Provided records
◇ ◇ ◇ ◇ ◇
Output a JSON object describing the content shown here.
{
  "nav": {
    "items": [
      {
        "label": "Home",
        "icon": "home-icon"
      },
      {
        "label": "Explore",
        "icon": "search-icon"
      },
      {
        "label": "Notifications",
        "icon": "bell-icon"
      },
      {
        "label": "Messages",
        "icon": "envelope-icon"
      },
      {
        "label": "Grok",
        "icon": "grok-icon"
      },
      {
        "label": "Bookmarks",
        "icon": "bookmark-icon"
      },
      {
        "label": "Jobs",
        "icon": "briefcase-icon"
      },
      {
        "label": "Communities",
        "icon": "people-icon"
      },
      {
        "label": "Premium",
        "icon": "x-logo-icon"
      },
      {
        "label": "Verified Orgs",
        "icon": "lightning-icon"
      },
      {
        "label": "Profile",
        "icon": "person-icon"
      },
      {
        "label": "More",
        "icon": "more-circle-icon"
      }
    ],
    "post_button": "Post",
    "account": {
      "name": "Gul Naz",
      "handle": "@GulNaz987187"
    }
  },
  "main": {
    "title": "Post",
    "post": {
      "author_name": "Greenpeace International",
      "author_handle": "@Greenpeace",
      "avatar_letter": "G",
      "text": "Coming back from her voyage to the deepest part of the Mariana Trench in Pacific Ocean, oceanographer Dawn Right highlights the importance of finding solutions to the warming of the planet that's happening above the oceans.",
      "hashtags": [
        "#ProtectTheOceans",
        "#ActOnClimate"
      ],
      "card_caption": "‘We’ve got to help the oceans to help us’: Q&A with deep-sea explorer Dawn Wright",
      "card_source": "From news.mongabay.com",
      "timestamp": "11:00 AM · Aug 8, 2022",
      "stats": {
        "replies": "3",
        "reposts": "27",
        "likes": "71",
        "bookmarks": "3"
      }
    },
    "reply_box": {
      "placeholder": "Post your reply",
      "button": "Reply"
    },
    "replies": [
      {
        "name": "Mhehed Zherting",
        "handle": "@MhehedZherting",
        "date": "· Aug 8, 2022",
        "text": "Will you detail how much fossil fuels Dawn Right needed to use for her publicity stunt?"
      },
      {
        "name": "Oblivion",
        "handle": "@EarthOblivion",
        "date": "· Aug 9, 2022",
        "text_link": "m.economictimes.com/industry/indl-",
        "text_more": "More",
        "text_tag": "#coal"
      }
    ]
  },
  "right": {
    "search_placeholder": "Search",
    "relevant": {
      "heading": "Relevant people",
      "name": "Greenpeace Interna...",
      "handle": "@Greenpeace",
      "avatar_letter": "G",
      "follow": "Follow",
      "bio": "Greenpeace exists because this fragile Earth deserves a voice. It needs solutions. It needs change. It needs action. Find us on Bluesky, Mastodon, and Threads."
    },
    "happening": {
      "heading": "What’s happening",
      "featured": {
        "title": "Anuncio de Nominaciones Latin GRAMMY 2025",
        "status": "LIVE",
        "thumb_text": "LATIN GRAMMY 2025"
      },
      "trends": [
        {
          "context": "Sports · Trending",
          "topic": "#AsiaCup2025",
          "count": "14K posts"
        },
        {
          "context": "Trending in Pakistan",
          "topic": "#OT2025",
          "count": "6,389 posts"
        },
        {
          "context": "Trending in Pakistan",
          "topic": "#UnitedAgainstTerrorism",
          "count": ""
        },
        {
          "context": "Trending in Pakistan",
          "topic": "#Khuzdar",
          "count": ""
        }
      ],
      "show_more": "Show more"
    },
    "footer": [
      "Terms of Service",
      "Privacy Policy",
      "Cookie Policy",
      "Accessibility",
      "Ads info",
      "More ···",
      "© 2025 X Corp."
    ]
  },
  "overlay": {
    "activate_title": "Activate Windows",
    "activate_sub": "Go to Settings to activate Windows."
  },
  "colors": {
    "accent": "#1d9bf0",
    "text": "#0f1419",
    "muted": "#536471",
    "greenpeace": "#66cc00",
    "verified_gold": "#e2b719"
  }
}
◇ ◇ ◇ ◇ ◇
Task objective
Retype the records that precede this task, keeping them exactly the same.

Response to this task
Output a JSON object describing the content shown here.
{
  "nav": {
    "items": [
      {
        "label": "Home",
        "icon": "home-icon"
      },
      {
        "label": "Explore",
        "icon": "search-icon"
      },
      {
        "label": "Notifications",
        "icon": "bell-icon"
      },
      {
        "label": "Messages",
        "icon": "envelope-icon"
      },
      {
        "label": "Grok",
        "icon": "grok-icon"
      },
      {
        "label": "Bookmarks",
        "icon": "bookmark-icon"
      },
      {
        "label": "Jobs",
        "icon": "briefcase-icon"
      },
      {
        "label": "Communities",
        "icon": "people-icon"
      },
      {
        "label": "Premium",
        "icon": "x-logo-icon"
      },
      {
        "label": "Verified Orgs",
        "icon": "lightning-icon"
      },
      {
        "label": "Profile",
        "icon": "person-icon"
      },
      {
        "label": "More",
        "icon": "more-circle-icon"
      }
    ],
    "post_button": "Post",
    "account": {
      "name": "Gul Naz",
      "handle": "@GulNaz987187"
    }
  },
  "main": {
    "title": "Post",
    "post": {
      "author_name": "Greenpeace International",
      "author_handle": "@Greenpeace",
      "avatar_letter": "G",
      "text": "Coming back from her voyage to the deepest part of the Mariana Trench in Pacific Ocean, oceanographer Dawn Right highlights the importance of finding solutions to the warming of the planet that's happening above the oceans.",
      "hashtags": [
        "#ProtectTheOceans",
        "#ActOnClimate"
      ],
      "card_caption": "‘We’ve got to help the oceans to help us’: Q&A with deep-sea explorer Dawn Wright",
      "card_source": "From news.mongabay.com",
      "timestamp": "11:00 AM · Aug 8, 2022",
      "stats": {
        "replies": "3",
        "reposts": "27",
        "likes": "71",
        "bookmarks": "3"
      }
    },
    "reply_box": {
      "placeholder": "Post your reply",
      "button": "Reply"
    },
    "replies": [
      {
        "name": "Mhehed Zherting",
        "handle": "@MhehedZherting",
        "date": "· Aug 8, 2022",
        "text": "Will you detail how much fossil fuels Dawn Right needed to use for her publicity stunt?"
      },
      {
        "name": "Oblivion",
        "handle": "@EarthOblivion",
        "date": "· Aug 9, 2022",
        "text_link": "m.economictimes.com/industry/indl-",
        "text_more": "More",
        "text_tag": "#coal"
      }
    ]
  },
  "right": {
    "search_placeholder": "Search",
    "relevant": {
      "heading": "Relevant people",
      "name": "Greenpeace Interna...",
      "handle": "@Greenpeace",
      "avatar_letter": "G",
      "follow": "Follow",
      "bio": "Greenpeace exists because this fragile Earth deserves a voice. It needs solutions. It needs change. It needs action. Find us on Bluesky, Mastodon, and Threads."
    },
    "happening": {
      "heading": "What’s happening",
      "featured": {
        "title": "Anuncio de Nominaciones Latin GRAMMY 2025",
        "status": "LIVE",
        "thumb_text": "LATIN GRAMMY 2025"
      },
      "trends": [
        {
          "context": "Sports · Trending",
          "topic": "#AsiaCup2025",
          "count": "14K posts"
        },
        {
          "context": "Trending in Pakistan",
          "topic": "#OT2025",
          "count": "6,389 posts"
        },
        {
          "context": "Trending in Pakistan",
          "topic": "#UnitedAgainstTerrorism",
          "count": ""
        },
        {
          "context": "Trending in Pakistan",
          "topic": "#Khuzdar",
          "count": ""
        }
      ],
      "show_more": "Show more"
    },
    "footer": [
      "Terms of Service",
      "Privacy Policy",
      "Cookie Policy",
      "Accessibility",
      "Ads info",
      "More ···",
      "© 2025 X Corp."
    ]
  },
  "overlay": {
    "activate_title": "Activate Windows",
    "activate_sub": "Go to Settings to activate Windows."
  },
  "colors": {
    "accent": "#1d9bf0",
    "text": "#0f1419",
    "muted": "#536471",
    "greenpeace": "#66cc00",
    "verified_gold": "#e2b719"
  }
}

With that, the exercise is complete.